#### DIRECTION:
Give the number of lines in the records below that include "content", and nothing more.

════════

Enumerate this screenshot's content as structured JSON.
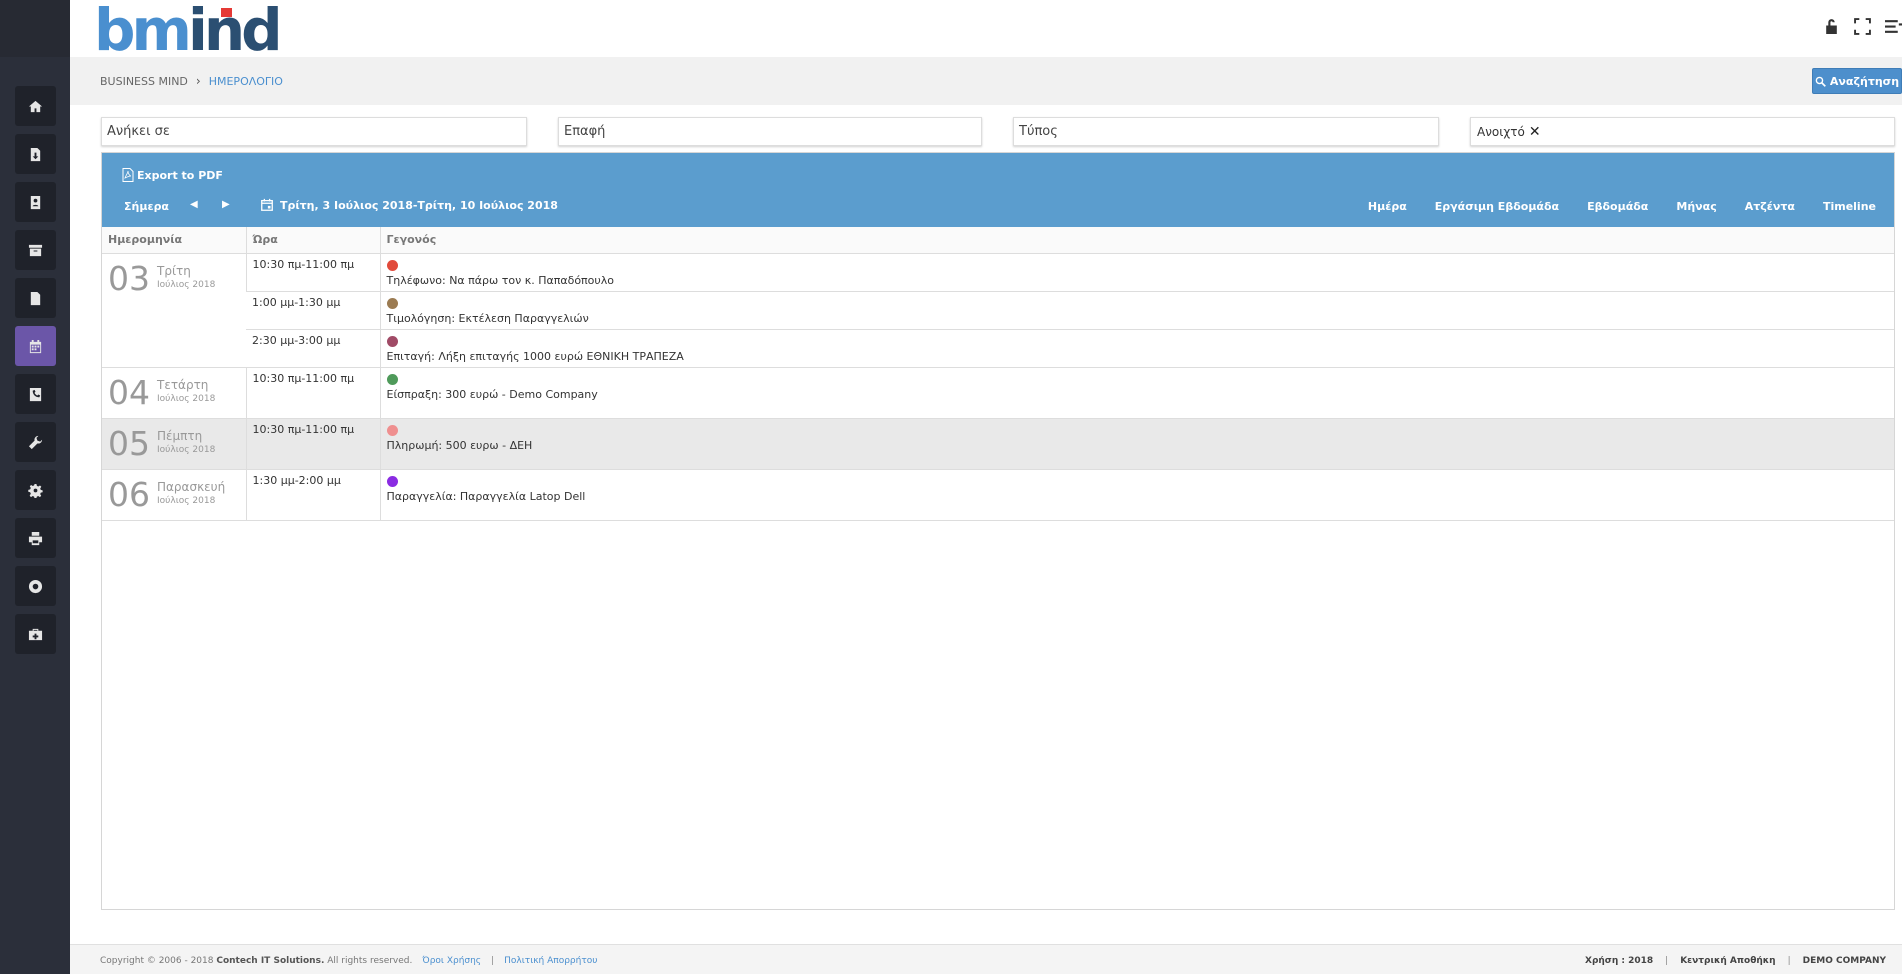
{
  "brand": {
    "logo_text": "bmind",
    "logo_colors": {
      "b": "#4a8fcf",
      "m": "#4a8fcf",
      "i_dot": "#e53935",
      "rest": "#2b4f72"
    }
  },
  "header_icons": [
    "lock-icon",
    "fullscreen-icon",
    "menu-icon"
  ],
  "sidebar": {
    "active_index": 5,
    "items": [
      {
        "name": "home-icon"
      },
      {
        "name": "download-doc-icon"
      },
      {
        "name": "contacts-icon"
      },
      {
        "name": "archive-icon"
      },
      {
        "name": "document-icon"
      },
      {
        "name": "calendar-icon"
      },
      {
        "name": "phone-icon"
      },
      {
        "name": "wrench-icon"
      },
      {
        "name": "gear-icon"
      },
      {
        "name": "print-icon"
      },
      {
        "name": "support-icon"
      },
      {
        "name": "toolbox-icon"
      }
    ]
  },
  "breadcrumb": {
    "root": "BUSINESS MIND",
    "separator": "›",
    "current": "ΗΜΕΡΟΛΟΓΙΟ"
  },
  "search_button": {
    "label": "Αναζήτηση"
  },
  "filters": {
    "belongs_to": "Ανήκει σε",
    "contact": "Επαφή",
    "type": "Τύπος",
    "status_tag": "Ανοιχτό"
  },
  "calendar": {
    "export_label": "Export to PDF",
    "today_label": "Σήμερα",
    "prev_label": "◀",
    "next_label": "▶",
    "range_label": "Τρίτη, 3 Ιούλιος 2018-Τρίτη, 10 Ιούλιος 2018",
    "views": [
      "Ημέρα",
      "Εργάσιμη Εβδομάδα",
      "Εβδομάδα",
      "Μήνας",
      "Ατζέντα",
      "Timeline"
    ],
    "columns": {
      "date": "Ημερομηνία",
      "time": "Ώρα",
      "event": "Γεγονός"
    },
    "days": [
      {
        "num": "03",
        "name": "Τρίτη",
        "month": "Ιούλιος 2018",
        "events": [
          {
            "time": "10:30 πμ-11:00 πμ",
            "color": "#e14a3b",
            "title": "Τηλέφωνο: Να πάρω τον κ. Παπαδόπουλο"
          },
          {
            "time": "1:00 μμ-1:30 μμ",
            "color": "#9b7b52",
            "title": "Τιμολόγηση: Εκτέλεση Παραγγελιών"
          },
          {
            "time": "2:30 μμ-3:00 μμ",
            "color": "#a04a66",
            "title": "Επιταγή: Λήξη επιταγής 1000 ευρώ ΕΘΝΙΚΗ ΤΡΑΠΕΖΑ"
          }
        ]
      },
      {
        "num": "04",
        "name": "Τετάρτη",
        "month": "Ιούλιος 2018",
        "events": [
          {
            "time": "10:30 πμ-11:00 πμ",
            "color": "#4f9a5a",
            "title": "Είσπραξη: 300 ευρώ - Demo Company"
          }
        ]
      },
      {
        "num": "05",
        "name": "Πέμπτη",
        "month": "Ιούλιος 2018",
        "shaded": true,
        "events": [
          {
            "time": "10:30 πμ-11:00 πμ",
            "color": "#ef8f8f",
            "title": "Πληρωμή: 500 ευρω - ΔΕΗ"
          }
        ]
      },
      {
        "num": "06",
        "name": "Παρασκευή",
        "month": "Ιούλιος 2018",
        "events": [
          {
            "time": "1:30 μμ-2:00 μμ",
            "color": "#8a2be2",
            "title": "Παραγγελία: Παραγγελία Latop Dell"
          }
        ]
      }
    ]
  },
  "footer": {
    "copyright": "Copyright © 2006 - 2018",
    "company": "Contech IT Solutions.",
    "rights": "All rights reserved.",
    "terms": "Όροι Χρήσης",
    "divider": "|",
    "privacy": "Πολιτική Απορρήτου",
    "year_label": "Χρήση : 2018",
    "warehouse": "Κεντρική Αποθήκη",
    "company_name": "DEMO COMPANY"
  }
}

════════

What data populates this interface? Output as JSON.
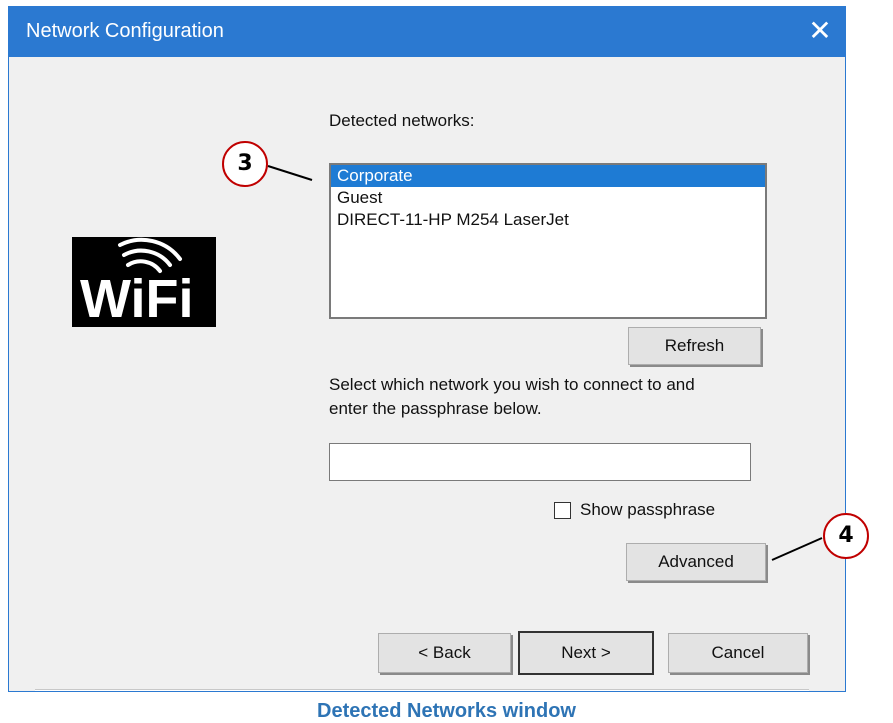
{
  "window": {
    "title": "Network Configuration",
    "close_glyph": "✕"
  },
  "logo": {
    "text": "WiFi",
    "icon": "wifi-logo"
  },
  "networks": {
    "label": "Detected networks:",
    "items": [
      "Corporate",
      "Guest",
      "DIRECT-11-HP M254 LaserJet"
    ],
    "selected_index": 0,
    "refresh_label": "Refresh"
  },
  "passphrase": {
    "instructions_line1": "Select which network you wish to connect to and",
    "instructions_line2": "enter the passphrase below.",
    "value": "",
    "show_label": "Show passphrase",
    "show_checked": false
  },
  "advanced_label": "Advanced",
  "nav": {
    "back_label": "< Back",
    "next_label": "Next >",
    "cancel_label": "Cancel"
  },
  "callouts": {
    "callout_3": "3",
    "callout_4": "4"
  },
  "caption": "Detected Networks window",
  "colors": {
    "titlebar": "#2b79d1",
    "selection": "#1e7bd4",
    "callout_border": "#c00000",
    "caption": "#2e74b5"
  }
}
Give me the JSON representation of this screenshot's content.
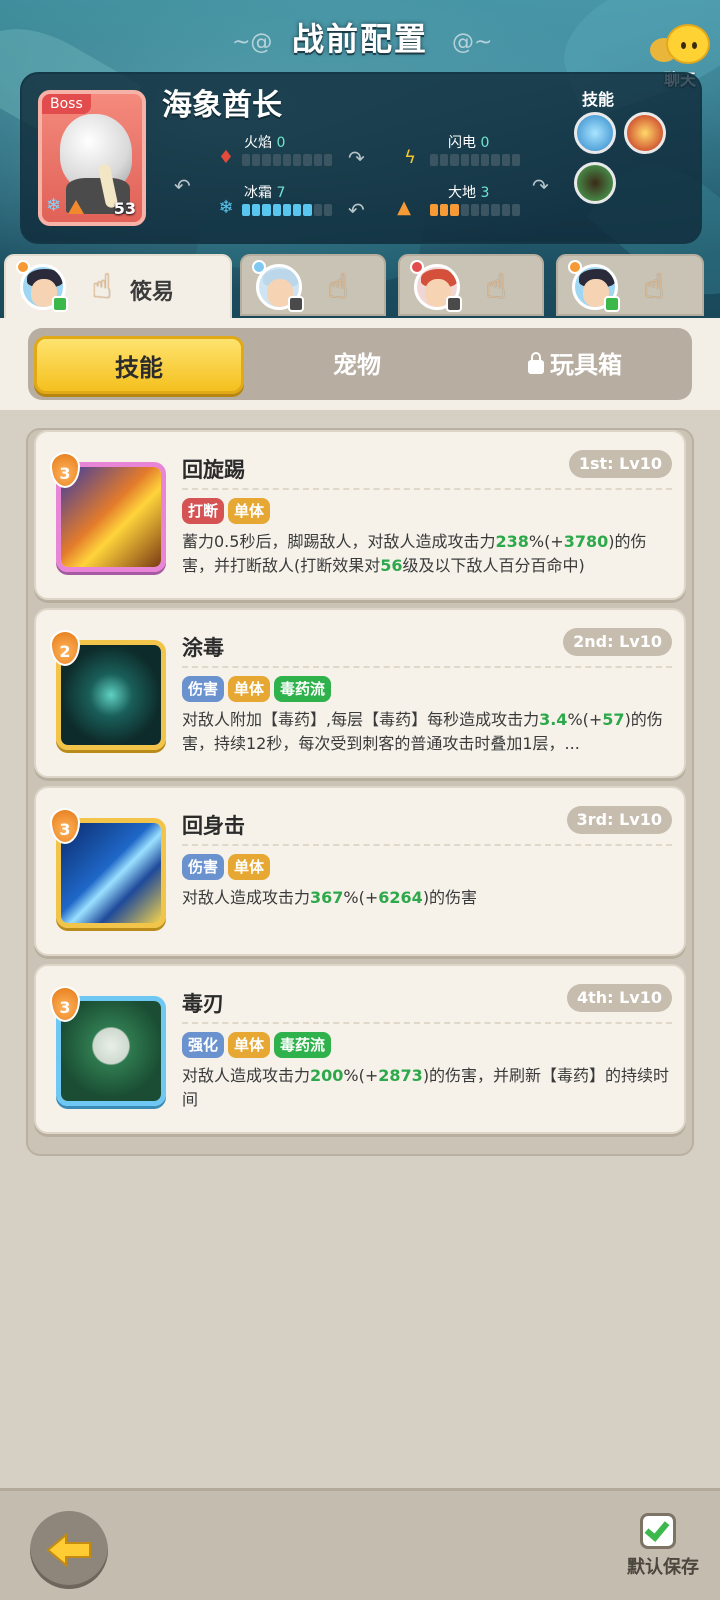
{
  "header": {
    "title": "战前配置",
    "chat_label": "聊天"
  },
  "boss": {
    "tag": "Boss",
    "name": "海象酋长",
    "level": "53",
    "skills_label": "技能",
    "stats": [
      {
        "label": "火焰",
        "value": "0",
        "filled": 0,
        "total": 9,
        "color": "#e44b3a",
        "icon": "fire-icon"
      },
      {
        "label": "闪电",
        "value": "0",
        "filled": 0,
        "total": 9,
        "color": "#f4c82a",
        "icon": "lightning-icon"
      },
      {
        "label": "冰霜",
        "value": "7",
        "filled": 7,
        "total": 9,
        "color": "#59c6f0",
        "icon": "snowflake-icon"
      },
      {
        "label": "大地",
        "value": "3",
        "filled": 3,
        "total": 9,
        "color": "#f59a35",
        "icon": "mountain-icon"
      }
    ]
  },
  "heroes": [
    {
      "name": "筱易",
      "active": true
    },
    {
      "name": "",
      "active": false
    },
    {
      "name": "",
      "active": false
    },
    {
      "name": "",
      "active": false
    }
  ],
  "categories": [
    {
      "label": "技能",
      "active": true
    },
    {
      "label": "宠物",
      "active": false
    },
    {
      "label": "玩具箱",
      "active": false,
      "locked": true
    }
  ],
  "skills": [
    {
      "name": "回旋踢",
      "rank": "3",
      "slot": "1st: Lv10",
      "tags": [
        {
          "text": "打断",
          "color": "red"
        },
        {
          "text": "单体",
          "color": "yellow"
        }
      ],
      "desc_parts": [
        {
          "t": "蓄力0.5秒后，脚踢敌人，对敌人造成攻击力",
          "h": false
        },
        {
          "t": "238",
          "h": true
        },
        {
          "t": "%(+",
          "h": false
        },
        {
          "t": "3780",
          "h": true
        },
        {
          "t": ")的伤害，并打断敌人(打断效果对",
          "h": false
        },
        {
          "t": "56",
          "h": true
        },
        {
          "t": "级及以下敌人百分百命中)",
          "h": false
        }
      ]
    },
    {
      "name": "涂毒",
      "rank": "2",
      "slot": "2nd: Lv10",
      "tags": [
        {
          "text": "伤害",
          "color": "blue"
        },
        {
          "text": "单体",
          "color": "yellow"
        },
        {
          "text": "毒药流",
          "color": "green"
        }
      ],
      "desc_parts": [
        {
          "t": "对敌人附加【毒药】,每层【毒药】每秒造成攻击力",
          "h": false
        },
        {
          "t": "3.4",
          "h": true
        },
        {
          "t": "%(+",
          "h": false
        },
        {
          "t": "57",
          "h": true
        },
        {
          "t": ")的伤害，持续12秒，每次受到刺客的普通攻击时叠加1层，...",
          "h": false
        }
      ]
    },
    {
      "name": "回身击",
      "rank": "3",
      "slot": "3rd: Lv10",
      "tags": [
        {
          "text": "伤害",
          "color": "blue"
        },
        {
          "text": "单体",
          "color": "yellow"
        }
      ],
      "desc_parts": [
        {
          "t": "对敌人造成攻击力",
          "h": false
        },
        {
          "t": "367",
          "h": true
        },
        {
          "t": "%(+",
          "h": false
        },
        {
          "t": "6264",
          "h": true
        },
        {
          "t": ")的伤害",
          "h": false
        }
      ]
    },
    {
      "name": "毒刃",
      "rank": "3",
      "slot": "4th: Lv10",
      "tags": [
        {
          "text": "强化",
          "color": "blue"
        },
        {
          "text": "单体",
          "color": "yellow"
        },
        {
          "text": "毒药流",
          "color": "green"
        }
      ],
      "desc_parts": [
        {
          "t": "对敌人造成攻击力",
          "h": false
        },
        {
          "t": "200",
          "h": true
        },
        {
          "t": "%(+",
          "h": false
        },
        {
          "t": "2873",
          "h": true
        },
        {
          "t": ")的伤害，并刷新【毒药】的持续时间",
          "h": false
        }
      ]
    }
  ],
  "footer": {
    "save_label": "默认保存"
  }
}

════════

#### FINISHED ANSWER:
2